Given records
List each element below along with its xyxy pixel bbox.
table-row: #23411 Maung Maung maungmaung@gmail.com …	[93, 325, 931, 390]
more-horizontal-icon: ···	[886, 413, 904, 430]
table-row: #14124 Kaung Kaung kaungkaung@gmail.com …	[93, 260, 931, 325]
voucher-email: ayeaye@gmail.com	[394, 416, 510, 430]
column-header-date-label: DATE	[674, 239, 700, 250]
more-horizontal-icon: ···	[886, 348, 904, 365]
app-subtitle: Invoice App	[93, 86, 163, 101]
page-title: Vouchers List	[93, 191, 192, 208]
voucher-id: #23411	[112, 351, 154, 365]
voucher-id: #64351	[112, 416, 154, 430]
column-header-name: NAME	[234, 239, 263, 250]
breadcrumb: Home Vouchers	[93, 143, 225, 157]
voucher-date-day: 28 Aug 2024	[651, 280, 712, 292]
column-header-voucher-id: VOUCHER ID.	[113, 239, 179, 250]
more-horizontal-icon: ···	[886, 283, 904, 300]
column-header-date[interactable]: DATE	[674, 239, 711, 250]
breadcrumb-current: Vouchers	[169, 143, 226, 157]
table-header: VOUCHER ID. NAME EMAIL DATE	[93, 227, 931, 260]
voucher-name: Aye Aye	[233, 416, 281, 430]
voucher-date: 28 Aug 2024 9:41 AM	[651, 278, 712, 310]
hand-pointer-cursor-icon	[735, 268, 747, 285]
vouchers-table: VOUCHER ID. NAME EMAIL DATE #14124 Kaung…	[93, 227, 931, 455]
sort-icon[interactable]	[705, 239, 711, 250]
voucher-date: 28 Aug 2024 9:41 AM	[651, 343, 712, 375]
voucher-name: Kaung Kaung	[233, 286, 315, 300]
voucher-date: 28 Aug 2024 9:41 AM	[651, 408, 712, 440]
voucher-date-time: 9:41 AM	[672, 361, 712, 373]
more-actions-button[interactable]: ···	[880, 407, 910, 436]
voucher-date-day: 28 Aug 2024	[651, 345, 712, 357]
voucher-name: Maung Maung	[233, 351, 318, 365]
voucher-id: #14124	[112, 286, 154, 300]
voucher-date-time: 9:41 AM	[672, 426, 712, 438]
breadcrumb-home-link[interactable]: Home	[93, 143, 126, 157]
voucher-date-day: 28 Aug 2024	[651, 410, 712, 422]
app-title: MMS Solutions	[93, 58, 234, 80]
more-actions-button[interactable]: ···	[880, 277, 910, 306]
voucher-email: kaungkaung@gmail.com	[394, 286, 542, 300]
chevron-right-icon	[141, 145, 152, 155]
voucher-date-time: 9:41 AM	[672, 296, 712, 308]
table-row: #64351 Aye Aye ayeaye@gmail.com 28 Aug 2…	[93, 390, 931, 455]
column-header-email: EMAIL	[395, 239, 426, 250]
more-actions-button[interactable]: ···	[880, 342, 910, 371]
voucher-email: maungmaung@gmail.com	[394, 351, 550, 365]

Problem details
Put each line of the material above into a JSON list of strings, one string per line, with blank lines omitted.

Answer to this problem
[
  "List each element below along with its xyxy pixel bbox.",
  "table-row: #23411 Maung Maung maungmaung@gmail.com …\t[93, 325, 931, 390]",
  "more-horizontal-icon: ···\t[886, 413, 904, 430]",
  "table-row: #14124 Kaung Kaung kaungkaung@gmail.com …\t[93, 260, 931, 325]",
  "voucher-email: ayeaye@gmail.com\t[394, 416, 510, 430]",
  "column-header-date-label: DATE\t[674, 239, 700, 250]",
  "more-horizontal-icon: ···\t[886, 348, 904, 365]",
  "app-subtitle: Invoice App\t[93, 86, 163, 101]",
  "page-title: Vouchers List\t[93, 191, 192, 208]",
  "voucher-id: #23411\t[112, 351, 154, 365]",
  "voucher-id: #64351\t[112, 416, 154, 430]",
  "column-header-name: NAME\t[234, 239, 263, 250]",
  "breadcrumb: Home Vouchers\t[93, 143, 225, 157]",
  "voucher-date-day: 28 Aug 2024\t[651, 280, 712, 292]",
  "column-header-voucher-id: VOUCHER ID.\t[113, 239, 179, 250]",
  "more-horizontal-icon: ···\t[886, 283, 904, 300]",
  "column-header-date[interactable]: DATE\t[674, 239, 711, 250]",
  "breadcrumb-current: Vouchers\t[169, 143, 226, 157]",
  "table-header: VOUCHER ID. NAME EMAIL DATE\t[93, 227, 931, 260]",
  "voucher-name: Aye Aye\t[233, 416, 281, 430]",
  "voucher-date: 28 Aug 2024 9:41 AM\t[651, 278, 712, 310]",
  "hand-pointer-cursor-icon\t[735, 268, 747, 285]",
  "vouchers-table: VOUCHER ID. NAME EMAIL DATE #14124 Kaung…\t[93, 227, 931, 455]",
  "sort-icon[interactable]\t[705, 239, 711, 250]",
  "voucher-date: 28 Aug 2024 9:41 AM\t[651, 343, 712, 375]",
  "voucher-name: Kaung Kaung\t[233, 286, 315, 300]",
  "voucher-date: 28 Aug 2024 9:41 AM\t[651, 408, 712, 440]",
  "voucher-date-time: 9:41 AM\t[672, 361, 712, 373]",
  "more-actions-button[interactable]: ···\t[880, 407, 910, 436]",
  "voucher-date-day: 28 Aug 2024\t[651, 345, 712, 357]",
  "voucher-name: Maung Maung\t[233, 351, 318, 365]",
  "voucher-id: #14124\t[112, 286, 154, 300]",
  "voucher-date-time: 9:41 AM\t[672, 426, 712, 438]",
  "breadcrumb-home-link[interactable]: Home\t[93, 143, 126, 157]",
  "voucher-date-day: 28 Aug 2024\t[651, 410, 712, 422]",
  "app-title: MMS Solutions\t[93, 58, 234, 80]",
  "more-actions-button[interactable]: ···\t[880, 277, 910, 306]",
  "voucher-email: kaungkaung@gmail.com\t[394, 286, 542, 300]",
  "chevron-right-icon\t[141, 145, 152, 155]",
  "voucher-date-time: 9:41 AM\t[672, 296, 712, 308]",
  "table-row: #64351 Aye Aye ayeaye@gmail.com 28 Aug 2…\t[93, 390, 931, 455]",
  "column-header-email: EMAIL\t[395, 239, 426, 250]",
  "more-actions-button[interactable]: ···\t[880, 342, 910, 371]",
  "voucher-email: maungmaung@gmail.com\t[394, 351, 550, 365]"
]